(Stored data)

= = = =

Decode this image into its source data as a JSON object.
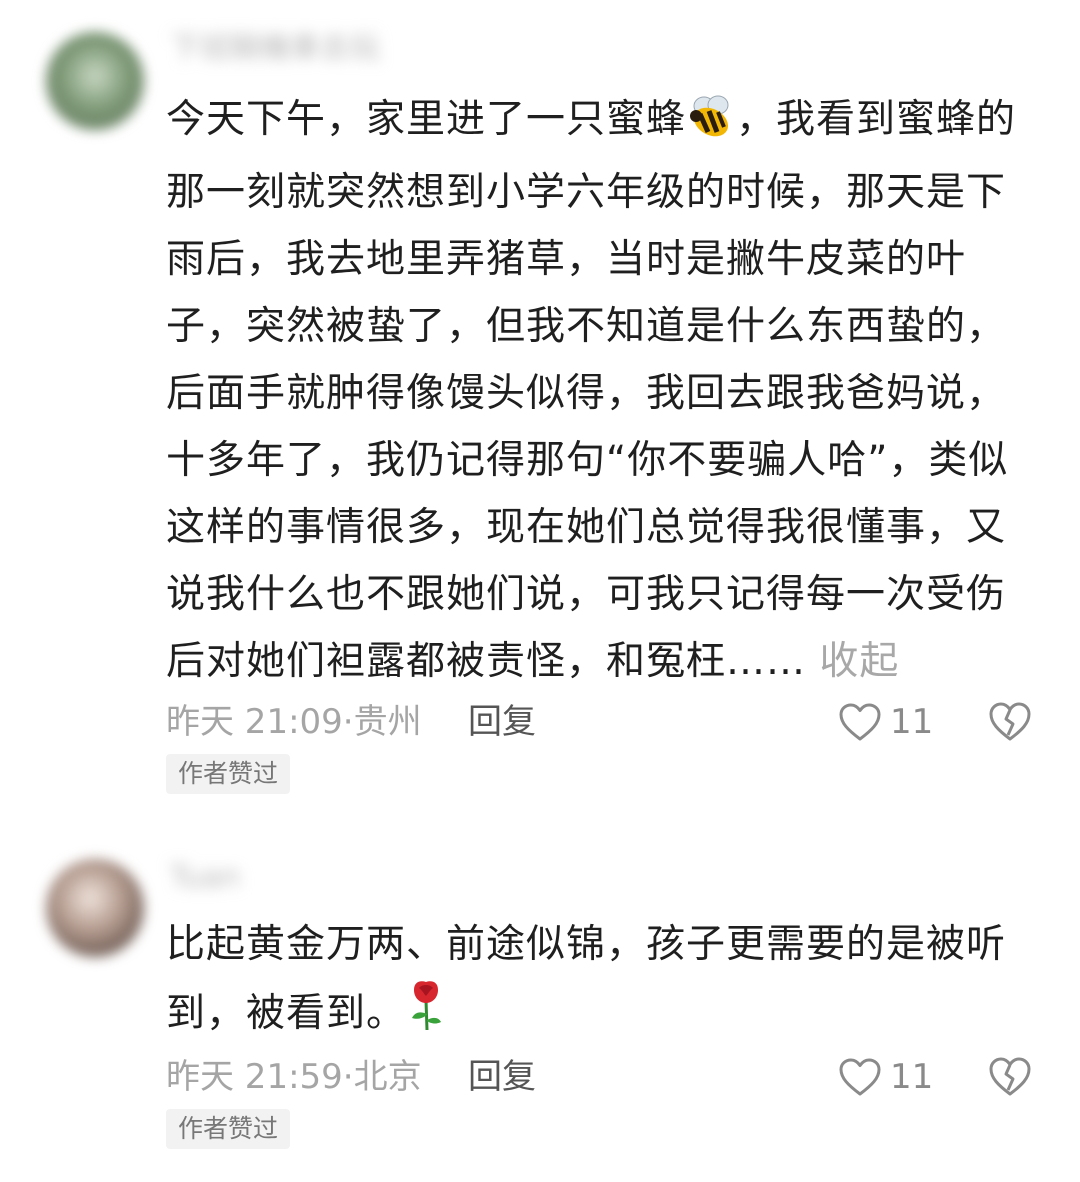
{
  "comments": [
    {
      "username": "下班騎機車去玩",
      "text_before_emoji": "今天下午，家里进了一只蜜蜂",
      "emoji": "bee-icon",
      "text_after_emoji": "，我看到蜜蜂的那一刻就突然想到小学六年级的时候，那天是下雨后，我去地里弄猪草，当时是撇牛皮菜的叶子，突然被蛰了，但我不知道是什么东西蛰的，后面手就肿得像馒头似得，我回去跟我爸妈说，十多年了，我仍记得那句“你不要骗人哈”，类似这样的事情很多，现在她们总觉得我很懂事，又说我什么也不跟她们说，可我只记得每一次受伤后对她们袒露都被责怪，和冤枉……",
      "collapse_label": "收起",
      "time": "昨天 21:09·贵州",
      "reply_label": "回复",
      "like_count": "11",
      "badge": "作者赞过"
    },
    {
      "username": "Tuan",
      "text_before_emoji": "比起黄金万两、前途似锦，孩子更需要的是被听到，被看到。",
      "emoji": "rose-icon",
      "text_after_emoji": "",
      "time": "昨天 21:59·北京",
      "reply_label": "回复",
      "like_count": "11",
      "badge": "作者赞过"
    }
  ]
}
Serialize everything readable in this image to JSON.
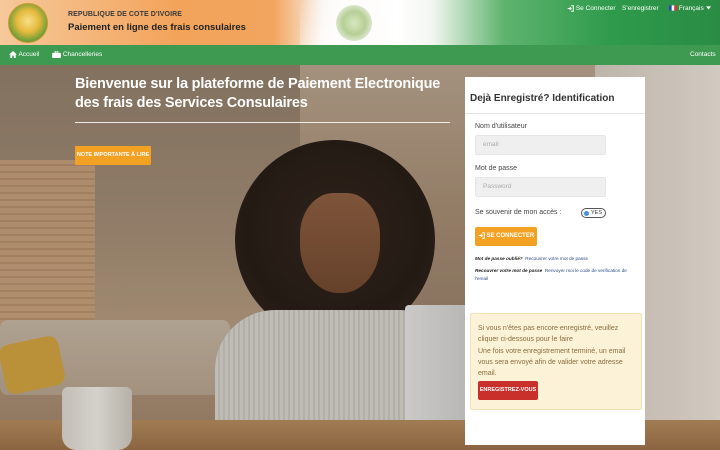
{
  "header": {
    "republic": "REPUBLIQUE DE COTE D'IVOIRE",
    "subtitle": "Paiement en ligne des frais consulaires",
    "links": {
      "login": "Se Connecter",
      "register": "S'enregistrer",
      "language": "Français"
    }
  },
  "nav": {
    "home": "Accueil",
    "chancelleries": "Chancelleries",
    "contacts": "Contacts"
  },
  "hero": {
    "title": "Bienvenue sur la plateforme de Paiement Electronique des frais des Services Consulaires",
    "note_button": "NOTE IMPORTANTE À LIRE"
  },
  "login": {
    "title": "Dejà Enregistré? Identification",
    "username_label": "Nom d'utilisateur",
    "username_placeholder": "email",
    "password_label": "Mot de passe",
    "password_placeholder": "Password",
    "remember_label": "Se souvenir de mon accès :",
    "remember_toggle": "YES",
    "submit": "SE CONNECTER",
    "forgot_q": "Mot de passe oublié?",
    "forgot_link": "Recouvrer votre mot de passe",
    "recover_q": "Recouvrer votre mot de passe",
    "recover_link_1": "Renvoyer moi le code de verification de",
    "recover_link_2": "l'email"
  },
  "register": {
    "line1": "Si vous n'êtes pas encore enregistré, veuillez",
    "line2": "cliquer ci-dessous pour le faire",
    "line3": "Une fois votre enregistrement terminé, un email",
    "line4": "vous sera envoyé afin de valider votre adresse",
    "line5": "email.",
    "button": "ENREGISTREZ-VOUS"
  },
  "colors": {
    "nav_green": "#3d9a50",
    "orange_button": "#f2a122",
    "register_red": "#c9302c"
  }
}
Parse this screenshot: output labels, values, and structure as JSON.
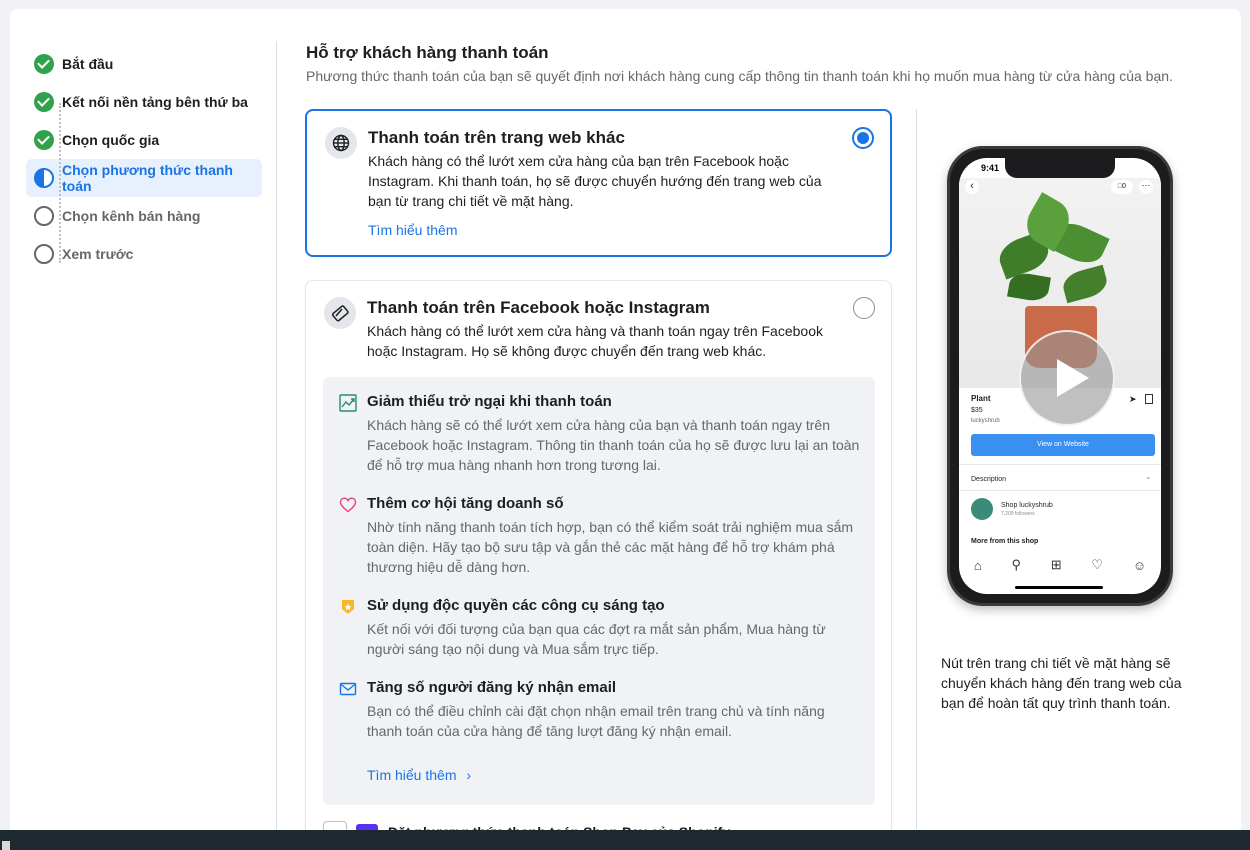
{
  "steps": [
    {
      "label": "Bắt đầu",
      "status": "done"
    },
    {
      "label": "Kết nối nền tảng bên thứ ba",
      "status": "done"
    },
    {
      "label": "Chọn quốc gia",
      "status": "done"
    },
    {
      "label": "Chọn phương thức thanh toán",
      "status": "active"
    },
    {
      "label": "Chọn kênh bán hàng",
      "status": "todo"
    },
    {
      "label": "Xem trước",
      "status": "todo"
    }
  ],
  "header": {
    "title": "Hỗ trợ khách hàng thanh toán",
    "subtitle": "Phương thức thanh toán của bạn sẽ quyết định nơi khách hàng cung cấp thông tin thanh toán khi họ muốn mua hàng từ cửa hàng của bạn."
  },
  "option1": {
    "title": "Thanh toán trên trang web khác",
    "description": "Khách hàng có thể lướt xem cửa hàng của bạn trên Facebook hoặc Instagram. Khi thanh toán, họ sẽ được chuyển hướng đến trang web của bạn từ trang chi tiết về mặt hàng.",
    "link": "Tìm hiểu thêm",
    "selected": true,
    "icon": "globe-icon"
  },
  "option2": {
    "title": "Thanh toán trên Facebook hoặc Instagram",
    "description": "Khách hàng có thể lướt xem cửa hàng và thanh toán ngay trên Facebook hoặc Instagram. Họ sẽ không được chuyển đến trang web khác.",
    "selected": false,
    "icon": "card-icon",
    "benefits": [
      {
        "title": "Giảm thiểu trở ngại khi thanh toán",
        "description": "Khách hàng sẽ có thể lướt xem cửa hàng của bạn và thanh toán ngay trên Facebook hoặc Instagram. Thông tin thanh toán của họ sẽ được lưu lại an toàn để hỗ trợ mua hàng nhanh hơn trong tương lai.",
        "icon": "trend-icon"
      },
      {
        "title": "Thêm cơ hội tăng doanh số",
        "description": "Nhờ tính năng thanh toán tích hợp, bạn có thể kiểm soát trải nghiệm mua sắm toàn diện. Hãy tạo bộ sưu tập và gắn thẻ các mặt hàng để hỗ trợ khám phá thương hiệu dễ dàng hơn.",
        "icon": "heart-icon"
      },
      {
        "title": "Sử dụng độc quyền các công cụ sáng tạo",
        "description": "Kết nối với đối tượng của bạn qua các đợt ra mắt sản phẩm, Mua hàng từ người sáng tạo nội dung và Mua sắm trực tiếp.",
        "icon": "badge-icon"
      },
      {
        "title": "Tăng số người đăng ký nhận email",
        "description": "Bạn có thể điều chỉnh cài đặt chọn nhận email trên trang chủ và tính năng thanh toán của cửa hàng để tăng lượt đăng ký nhận email.",
        "icon": "mail-icon"
      }
    ],
    "link": "Tìm hiểu thêm"
  },
  "option3": {
    "title": "Đặt phương thức thanh toán Shop Pay của Shopify"
  },
  "preview": {
    "time": "9:41",
    "product_name": "Plant",
    "product_price": "$35",
    "shop_handle": "luckyshrub",
    "button": "View on Website",
    "description_label": "Description",
    "shop_name": "Shop luckyshrub",
    "followers": "7,209 followers",
    "more_label": "More from this shop",
    "cart_count": "0",
    "caption": "Nút trên trang chi tiết về mặt hàng sẽ chuyển khách hàng đến trang web của bạn để hoàn tất quy trình thanh toán."
  },
  "colors": {
    "accent": "#1b74e4",
    "success": "#31a24c",
    "text": "#1c1e21",
    "muted": "#65676b"
  }
}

= = = =

Short problem - Copy every single line of the material above that holds "frais".

Response -
    "subtitle": "Paiement en ligne des frais consulaires",
    "title": "Bienvenue sur la plateforme de Paiement Electronique des frais des Services Consulaires",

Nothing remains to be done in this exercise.